▶ Requirements
Note each line where "text" appears, and copy it.

-- Begin Exercise input --

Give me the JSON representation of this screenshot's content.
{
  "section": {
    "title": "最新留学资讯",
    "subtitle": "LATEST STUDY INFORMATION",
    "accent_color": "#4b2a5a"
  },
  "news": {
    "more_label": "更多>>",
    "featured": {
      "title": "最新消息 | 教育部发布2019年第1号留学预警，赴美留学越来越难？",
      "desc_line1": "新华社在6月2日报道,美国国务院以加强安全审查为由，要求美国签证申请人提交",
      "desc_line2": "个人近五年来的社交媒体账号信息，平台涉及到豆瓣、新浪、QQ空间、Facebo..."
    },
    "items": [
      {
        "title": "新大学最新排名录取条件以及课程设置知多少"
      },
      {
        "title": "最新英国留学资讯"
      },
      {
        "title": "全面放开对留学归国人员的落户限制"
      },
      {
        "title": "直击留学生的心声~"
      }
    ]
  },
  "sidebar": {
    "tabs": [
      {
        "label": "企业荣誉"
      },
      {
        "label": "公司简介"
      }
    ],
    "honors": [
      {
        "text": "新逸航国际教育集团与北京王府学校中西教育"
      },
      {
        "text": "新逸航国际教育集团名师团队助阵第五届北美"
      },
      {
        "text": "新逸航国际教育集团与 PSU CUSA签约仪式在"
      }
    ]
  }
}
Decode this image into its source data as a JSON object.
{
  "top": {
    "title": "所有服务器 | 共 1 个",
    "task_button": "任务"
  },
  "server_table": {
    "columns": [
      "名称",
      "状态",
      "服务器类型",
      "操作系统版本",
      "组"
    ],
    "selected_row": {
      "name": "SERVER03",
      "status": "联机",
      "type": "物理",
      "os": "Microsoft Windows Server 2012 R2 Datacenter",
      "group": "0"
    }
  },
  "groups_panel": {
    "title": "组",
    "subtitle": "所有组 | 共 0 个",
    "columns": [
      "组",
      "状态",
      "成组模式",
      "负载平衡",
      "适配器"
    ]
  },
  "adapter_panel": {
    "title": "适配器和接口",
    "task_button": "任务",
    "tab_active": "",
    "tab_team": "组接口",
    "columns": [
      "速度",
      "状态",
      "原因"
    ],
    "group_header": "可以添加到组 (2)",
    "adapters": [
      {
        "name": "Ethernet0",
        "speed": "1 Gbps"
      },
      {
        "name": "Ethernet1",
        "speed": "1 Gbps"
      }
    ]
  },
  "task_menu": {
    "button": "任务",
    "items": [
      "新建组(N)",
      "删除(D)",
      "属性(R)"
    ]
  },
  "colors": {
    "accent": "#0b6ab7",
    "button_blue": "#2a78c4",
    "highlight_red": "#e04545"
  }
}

-- End Exercise input --

▶ Expected output
        "text": "新逸航国际教育集团与北京王府学校中西教育"
        "text": "新逸航国际教育集团名师团队助阵第五届北美"
        "text": "新逸航国际教育集团与 PSU CUSA签约仪式在"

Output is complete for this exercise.